WRITTEN PROBLEM 1
Answer these questions about the commit page, one line each:
(a) How many files does the commit change?
(b) What timestamp does it show?
(c) Which constraint layout does the change make it fully compatible with?
WRITTEN PROBLEM 2
Render the entries as a Markdown table with the columns Row and Line, starting at the first line of the entries and ending at the line containing "entry-headword: Montañez: [1597, 1074, 1668, 1094]". Leave out blank lines.

Use the opposite constraint axis inside the constraint solver for the second object (-normal).

This makes it easier to port existing constraints and makes it 100% compatible with ODE quickstep constraint layout (getInfo2)
2008-12-03 04:52:23 +00:00
parent 12a9a6e412
commit a064fd2052
4 changed files with 43 additions and 48 deletions
--- a/Demos/Benchmarks/main.cpp
+++ b/Demos/Benchmarks/main.cpp
@@ -27,9 +27,9 @@ int main(int argc,char** argv)
 	GLDebugDrawer	gDebugDrawer;

 //	BenchmarkDemo1 benchmarkDemo;
-//	BenchmarkDemo2 benchmarkDemo;
+	BenchmarkDemo2 benchmarkDemo;
 //	BenchmarkDemo3 benchmarkDemo;
-	BenchmarkDemo4 benchmarkDemo;
+//	BenchmarkDemo4 benchmarkDemo;
 //	BenchmarkDemo5 benchmarkDemo;
 //	BenchmarkDemo6 benchmarkDemo;
 //	BenchmarkDemo7 benchmarkDemo;
--- a/Demos/OpenGL/DemoApplication.cpp
+++ b/Demos/OpenGL/DemoApplication.cpp
@@ -773,7 +773,7 @@ void	DemoApplication::mouseMotionFunc(int x,int y)

 btRigidBody*	DemoApplication::localCreateRigidBody(float mass, const btTransform& startTransform,btCollisionShape* shape)

SOURCE DATA
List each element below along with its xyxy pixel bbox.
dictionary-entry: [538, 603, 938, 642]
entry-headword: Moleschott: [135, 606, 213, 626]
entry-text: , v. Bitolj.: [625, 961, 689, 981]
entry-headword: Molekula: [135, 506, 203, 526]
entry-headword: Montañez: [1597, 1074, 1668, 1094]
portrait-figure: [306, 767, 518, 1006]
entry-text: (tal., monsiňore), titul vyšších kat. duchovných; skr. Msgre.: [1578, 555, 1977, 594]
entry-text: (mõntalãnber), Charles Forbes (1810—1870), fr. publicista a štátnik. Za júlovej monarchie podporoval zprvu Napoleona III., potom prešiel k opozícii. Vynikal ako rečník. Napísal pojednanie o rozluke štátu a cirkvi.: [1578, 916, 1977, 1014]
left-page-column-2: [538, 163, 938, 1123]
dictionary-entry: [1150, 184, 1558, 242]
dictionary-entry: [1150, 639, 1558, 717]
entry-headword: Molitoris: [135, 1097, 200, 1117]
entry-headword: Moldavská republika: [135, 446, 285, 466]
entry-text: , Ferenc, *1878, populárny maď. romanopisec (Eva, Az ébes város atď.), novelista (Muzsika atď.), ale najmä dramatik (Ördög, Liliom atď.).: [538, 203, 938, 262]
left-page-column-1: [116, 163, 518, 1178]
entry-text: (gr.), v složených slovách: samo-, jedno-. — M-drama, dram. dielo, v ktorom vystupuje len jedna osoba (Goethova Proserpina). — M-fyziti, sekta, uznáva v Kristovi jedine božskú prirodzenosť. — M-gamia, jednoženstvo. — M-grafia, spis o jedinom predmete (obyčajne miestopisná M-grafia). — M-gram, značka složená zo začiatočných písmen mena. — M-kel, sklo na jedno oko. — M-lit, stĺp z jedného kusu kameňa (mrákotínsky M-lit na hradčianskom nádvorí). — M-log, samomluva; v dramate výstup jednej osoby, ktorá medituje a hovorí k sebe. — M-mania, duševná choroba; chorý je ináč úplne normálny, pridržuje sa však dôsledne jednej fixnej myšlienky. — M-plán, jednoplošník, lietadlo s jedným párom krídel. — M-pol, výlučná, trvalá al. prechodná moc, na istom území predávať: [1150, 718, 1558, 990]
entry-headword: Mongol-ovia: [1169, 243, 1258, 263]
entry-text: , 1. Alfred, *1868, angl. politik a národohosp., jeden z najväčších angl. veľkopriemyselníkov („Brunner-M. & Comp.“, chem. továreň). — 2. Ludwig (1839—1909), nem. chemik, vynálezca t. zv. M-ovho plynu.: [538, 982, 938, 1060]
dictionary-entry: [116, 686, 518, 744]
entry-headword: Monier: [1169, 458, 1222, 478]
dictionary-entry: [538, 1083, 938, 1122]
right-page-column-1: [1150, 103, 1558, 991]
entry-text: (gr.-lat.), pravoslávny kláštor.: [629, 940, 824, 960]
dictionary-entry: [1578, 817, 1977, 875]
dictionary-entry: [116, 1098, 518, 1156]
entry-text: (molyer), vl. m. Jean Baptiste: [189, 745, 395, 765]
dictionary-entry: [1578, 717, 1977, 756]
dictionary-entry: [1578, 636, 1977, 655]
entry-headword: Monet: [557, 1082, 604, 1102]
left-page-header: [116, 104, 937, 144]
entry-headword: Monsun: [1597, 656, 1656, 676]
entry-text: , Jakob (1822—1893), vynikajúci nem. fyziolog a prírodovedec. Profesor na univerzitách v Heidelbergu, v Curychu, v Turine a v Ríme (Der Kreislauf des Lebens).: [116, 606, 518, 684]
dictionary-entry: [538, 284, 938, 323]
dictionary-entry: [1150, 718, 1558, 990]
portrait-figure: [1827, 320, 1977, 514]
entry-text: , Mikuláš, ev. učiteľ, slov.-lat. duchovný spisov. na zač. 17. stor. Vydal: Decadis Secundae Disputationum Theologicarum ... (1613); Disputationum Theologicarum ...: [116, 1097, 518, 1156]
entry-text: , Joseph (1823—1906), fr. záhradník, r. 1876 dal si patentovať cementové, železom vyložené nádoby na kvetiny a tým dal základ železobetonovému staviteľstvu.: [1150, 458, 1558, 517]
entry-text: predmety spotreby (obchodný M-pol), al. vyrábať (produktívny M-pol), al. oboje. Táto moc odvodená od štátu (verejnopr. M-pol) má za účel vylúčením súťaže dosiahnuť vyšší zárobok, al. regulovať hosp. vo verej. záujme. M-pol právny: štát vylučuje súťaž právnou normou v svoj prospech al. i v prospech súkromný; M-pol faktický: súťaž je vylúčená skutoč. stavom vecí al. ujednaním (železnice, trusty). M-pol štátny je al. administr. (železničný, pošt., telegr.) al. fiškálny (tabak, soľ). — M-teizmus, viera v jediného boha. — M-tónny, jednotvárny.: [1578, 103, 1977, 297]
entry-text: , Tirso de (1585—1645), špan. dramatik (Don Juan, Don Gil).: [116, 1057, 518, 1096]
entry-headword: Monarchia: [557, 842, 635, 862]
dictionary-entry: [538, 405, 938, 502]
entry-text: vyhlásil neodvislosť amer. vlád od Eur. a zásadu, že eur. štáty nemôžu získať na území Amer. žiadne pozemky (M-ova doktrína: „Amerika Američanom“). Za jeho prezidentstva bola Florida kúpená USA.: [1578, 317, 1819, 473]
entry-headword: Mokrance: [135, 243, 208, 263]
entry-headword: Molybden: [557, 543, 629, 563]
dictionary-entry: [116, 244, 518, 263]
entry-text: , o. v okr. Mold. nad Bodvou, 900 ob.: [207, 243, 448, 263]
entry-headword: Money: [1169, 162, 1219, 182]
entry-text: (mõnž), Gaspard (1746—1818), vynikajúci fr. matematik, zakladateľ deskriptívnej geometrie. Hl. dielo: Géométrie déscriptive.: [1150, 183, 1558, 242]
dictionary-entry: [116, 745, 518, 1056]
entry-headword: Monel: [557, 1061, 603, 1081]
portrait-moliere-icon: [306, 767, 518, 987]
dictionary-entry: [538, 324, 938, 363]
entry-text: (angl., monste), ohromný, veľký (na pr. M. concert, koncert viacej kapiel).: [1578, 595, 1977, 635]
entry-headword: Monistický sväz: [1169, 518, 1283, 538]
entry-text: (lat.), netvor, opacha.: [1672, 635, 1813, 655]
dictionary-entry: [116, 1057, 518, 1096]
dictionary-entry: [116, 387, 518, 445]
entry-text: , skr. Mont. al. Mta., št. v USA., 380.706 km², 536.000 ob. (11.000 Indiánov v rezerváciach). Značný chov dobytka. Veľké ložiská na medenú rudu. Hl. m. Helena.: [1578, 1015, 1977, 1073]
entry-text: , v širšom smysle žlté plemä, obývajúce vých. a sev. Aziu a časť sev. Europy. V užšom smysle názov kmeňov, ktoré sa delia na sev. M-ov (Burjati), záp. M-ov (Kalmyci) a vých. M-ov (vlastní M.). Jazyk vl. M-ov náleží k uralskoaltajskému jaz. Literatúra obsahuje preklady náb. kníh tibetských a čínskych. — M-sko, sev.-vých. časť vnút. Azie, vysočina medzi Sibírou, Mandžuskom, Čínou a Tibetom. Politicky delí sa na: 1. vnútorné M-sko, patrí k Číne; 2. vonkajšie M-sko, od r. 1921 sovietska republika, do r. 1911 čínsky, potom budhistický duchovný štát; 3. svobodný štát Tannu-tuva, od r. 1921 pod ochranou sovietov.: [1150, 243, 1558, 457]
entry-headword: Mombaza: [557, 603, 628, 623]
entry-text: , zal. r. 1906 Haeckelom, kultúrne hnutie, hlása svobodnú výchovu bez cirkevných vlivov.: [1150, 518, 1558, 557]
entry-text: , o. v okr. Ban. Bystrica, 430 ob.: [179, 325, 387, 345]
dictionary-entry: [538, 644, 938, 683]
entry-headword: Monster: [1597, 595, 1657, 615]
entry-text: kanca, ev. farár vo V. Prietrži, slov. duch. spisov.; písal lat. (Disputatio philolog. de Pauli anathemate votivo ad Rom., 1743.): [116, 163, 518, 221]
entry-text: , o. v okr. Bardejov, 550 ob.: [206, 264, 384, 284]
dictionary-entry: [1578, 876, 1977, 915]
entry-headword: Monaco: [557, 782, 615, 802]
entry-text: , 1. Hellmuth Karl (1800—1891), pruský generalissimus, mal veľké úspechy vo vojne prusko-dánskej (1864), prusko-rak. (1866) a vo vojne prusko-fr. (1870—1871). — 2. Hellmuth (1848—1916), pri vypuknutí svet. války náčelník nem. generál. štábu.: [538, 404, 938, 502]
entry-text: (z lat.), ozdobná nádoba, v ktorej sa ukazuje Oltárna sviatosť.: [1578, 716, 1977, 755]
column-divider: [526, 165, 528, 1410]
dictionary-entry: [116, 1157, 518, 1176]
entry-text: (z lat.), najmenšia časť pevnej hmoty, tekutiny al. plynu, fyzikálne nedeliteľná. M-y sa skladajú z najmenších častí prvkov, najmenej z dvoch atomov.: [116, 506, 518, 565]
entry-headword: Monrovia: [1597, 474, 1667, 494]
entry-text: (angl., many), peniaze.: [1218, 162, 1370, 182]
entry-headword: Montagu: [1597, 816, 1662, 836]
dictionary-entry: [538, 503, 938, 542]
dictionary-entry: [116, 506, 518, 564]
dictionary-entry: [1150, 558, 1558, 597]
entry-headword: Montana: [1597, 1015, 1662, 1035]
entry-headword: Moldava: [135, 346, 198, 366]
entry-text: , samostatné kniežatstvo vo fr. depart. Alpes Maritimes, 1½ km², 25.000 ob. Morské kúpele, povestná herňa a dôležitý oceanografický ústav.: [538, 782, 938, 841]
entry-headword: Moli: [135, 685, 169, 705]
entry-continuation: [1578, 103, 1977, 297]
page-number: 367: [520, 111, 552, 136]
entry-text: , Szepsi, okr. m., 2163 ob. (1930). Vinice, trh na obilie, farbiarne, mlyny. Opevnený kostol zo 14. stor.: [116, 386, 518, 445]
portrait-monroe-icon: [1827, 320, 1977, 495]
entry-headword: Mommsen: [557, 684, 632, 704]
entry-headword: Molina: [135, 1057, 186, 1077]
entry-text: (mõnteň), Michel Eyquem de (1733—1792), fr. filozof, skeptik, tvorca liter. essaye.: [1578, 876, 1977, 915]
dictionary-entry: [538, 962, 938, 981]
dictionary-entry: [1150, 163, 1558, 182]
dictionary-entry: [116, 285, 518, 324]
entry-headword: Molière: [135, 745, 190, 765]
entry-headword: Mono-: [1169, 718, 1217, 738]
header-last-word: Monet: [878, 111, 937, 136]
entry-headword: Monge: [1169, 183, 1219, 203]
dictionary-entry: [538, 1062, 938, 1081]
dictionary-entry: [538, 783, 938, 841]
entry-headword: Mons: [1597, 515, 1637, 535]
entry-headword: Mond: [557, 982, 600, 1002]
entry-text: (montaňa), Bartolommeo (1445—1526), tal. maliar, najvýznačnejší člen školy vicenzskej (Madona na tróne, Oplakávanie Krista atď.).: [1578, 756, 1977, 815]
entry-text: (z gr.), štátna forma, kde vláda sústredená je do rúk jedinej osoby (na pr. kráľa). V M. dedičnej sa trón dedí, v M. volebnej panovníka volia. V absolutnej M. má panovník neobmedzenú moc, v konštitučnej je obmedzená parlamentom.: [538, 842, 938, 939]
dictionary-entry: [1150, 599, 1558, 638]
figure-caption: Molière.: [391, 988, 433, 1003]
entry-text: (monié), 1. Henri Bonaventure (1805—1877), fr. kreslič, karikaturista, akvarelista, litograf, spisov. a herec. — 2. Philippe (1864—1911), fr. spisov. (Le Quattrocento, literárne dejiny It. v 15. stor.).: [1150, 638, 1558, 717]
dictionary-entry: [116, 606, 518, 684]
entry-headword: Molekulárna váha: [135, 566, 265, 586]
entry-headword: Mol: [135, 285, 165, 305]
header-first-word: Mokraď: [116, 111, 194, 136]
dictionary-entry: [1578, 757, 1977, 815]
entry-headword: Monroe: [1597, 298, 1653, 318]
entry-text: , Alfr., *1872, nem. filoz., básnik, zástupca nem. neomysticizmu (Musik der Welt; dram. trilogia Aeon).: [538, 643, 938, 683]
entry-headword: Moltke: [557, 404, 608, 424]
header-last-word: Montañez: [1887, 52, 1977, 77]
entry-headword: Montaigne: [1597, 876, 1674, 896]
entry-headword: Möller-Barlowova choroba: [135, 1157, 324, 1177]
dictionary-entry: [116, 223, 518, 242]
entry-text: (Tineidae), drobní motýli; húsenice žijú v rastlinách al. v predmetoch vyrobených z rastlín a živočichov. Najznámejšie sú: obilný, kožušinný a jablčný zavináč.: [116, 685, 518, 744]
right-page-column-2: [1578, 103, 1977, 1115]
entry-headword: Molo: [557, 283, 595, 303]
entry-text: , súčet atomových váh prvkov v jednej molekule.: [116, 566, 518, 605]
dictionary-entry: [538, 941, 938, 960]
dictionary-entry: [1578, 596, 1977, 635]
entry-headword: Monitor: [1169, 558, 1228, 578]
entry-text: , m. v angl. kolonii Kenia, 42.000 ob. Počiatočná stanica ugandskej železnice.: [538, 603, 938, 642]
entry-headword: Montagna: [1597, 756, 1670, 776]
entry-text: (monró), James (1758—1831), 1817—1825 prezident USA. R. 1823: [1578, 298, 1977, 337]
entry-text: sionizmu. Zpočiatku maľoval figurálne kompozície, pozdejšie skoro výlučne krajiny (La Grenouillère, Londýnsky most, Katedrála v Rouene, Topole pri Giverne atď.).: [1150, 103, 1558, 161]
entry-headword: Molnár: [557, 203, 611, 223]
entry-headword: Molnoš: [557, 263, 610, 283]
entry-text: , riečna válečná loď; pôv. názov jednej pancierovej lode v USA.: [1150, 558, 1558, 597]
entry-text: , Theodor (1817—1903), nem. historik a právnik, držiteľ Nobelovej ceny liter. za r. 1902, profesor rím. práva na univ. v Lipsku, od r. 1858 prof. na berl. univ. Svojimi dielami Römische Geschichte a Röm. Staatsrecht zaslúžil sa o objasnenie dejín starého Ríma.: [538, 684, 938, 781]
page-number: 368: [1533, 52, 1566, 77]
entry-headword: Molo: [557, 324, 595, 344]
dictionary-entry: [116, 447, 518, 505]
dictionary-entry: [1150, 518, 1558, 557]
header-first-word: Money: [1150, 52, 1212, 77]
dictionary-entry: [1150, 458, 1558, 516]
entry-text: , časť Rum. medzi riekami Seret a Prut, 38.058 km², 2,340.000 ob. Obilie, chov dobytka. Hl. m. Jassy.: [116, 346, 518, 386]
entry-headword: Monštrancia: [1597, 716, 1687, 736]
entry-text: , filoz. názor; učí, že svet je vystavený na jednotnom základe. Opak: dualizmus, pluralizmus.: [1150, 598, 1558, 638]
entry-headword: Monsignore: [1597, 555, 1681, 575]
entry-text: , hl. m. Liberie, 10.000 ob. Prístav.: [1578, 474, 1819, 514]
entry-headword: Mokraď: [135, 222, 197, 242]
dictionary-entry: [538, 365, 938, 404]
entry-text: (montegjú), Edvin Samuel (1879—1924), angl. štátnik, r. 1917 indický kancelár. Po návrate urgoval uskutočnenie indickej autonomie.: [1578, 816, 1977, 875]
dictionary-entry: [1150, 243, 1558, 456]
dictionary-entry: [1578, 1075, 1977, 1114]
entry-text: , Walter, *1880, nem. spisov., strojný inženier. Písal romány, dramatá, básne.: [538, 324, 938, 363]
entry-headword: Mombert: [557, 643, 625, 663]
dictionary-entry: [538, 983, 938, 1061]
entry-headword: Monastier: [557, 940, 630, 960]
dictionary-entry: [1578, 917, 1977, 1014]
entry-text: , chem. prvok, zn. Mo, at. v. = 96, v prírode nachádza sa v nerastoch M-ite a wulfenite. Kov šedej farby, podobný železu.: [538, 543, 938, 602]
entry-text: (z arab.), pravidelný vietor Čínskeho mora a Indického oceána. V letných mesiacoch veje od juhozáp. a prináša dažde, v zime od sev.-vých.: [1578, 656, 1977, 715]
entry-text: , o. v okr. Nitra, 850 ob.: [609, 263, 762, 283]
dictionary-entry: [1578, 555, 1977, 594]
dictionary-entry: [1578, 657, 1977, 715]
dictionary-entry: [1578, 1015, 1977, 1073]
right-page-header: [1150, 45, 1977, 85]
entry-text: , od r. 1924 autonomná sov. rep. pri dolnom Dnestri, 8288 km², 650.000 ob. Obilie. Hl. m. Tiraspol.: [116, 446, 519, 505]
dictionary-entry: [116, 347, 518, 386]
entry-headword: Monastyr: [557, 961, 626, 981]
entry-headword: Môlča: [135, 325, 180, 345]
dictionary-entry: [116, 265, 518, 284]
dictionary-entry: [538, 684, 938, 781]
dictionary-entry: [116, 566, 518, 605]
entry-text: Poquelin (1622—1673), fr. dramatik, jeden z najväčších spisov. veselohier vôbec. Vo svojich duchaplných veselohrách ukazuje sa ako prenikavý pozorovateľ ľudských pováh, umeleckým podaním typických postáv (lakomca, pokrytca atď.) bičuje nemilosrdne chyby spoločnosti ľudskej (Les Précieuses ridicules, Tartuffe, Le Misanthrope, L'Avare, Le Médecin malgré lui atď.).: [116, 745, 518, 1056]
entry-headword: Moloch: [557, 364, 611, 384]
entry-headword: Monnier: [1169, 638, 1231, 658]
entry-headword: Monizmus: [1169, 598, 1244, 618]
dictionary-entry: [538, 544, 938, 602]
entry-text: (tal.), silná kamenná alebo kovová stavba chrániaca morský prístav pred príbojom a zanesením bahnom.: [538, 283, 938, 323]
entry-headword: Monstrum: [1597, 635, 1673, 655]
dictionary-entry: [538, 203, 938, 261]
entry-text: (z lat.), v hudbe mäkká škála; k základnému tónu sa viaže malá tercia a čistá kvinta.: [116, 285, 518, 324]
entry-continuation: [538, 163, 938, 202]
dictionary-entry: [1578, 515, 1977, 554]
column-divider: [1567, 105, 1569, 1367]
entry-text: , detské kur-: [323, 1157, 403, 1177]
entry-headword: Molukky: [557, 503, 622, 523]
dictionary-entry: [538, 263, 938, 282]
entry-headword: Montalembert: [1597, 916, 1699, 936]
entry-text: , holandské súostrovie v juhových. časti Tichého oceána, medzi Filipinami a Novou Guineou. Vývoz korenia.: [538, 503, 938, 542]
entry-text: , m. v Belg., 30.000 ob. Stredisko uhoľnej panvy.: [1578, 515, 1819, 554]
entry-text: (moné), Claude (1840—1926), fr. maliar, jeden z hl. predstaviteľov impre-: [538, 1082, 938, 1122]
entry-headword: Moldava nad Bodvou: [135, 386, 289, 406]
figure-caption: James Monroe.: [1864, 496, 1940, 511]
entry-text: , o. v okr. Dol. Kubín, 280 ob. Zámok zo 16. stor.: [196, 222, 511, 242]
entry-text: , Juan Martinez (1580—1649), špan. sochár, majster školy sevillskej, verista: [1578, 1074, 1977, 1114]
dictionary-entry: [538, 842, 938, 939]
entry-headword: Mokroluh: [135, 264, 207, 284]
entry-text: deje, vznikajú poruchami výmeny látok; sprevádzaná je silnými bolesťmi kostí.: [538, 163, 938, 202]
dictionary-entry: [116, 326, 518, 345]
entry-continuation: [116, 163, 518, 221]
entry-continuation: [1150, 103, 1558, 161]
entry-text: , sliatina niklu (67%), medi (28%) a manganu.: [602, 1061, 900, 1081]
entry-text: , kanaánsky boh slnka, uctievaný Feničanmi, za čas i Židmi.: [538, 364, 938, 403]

WORKED ANSWER 1
(a) 4
(b) 2008-12-03 04:52:23 +00:00
(c) The ODE quickstep constraint layout (getInfo2)

WORKED ANSWER 2
| Row | Line |
|---|---|
| 1 | List each element below along with its xyxy pixel bbox. |
| 2 | dictionary-entry: [538, 603, 938, 642] |
| 3 | entry-headword: Moleschott: [135, 606, 213, 626] |
| 4 | entry-text: , v. Bitolj.: [625, 961, 689, 981] |
| 5 | entry-headword: Molekula: [135, 506, 203, 526] |
| 6 | entry-headword: Montañez: [1597, 1074, 1668, 1094] |